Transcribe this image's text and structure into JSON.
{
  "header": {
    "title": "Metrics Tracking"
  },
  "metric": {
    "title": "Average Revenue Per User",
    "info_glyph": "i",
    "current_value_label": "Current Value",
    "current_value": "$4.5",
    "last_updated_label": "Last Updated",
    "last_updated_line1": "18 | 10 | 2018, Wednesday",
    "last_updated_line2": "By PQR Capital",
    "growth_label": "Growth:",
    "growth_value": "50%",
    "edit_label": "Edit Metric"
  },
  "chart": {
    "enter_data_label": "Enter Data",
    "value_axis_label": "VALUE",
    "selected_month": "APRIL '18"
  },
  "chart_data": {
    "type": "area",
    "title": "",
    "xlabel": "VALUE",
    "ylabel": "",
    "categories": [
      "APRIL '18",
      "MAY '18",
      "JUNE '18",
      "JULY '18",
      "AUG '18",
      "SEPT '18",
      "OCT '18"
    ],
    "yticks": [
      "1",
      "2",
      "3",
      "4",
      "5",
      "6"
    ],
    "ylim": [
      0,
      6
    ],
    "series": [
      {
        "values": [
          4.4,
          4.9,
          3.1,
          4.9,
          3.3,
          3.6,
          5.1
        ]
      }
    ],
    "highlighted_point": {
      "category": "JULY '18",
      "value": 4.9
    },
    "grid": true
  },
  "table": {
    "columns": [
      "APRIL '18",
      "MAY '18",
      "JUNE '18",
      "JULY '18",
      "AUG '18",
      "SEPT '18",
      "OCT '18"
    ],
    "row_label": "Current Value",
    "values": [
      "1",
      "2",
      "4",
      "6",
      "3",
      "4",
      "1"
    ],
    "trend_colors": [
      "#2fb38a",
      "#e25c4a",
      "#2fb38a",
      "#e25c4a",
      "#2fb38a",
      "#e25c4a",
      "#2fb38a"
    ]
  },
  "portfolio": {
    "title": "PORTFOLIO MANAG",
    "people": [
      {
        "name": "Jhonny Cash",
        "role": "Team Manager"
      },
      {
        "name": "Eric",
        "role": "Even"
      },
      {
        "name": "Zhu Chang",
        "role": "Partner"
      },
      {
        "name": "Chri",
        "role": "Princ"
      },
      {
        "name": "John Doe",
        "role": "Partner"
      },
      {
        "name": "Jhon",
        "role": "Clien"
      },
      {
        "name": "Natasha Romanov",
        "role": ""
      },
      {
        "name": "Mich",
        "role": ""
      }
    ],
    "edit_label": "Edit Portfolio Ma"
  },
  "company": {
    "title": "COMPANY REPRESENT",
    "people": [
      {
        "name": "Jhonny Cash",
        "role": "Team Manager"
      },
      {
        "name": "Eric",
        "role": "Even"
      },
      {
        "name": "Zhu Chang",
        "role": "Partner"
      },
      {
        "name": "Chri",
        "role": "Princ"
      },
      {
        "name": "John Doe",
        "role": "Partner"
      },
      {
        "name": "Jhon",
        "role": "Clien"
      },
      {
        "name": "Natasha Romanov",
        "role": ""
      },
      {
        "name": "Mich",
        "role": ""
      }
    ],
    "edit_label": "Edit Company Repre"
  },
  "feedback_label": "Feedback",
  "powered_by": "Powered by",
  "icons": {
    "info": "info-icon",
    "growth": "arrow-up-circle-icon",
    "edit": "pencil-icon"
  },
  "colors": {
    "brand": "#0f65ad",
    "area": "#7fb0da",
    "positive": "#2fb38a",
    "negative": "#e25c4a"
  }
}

⁂

Aim | Show every line where the string "title" appears.

Reply |
    "title": "Metrics Tracking"
    "title": "Average Revenue Per User",
    "title": "",
    "title": "PORTFOLIO MANAG",
    "title": "COMPANY REPRESENT",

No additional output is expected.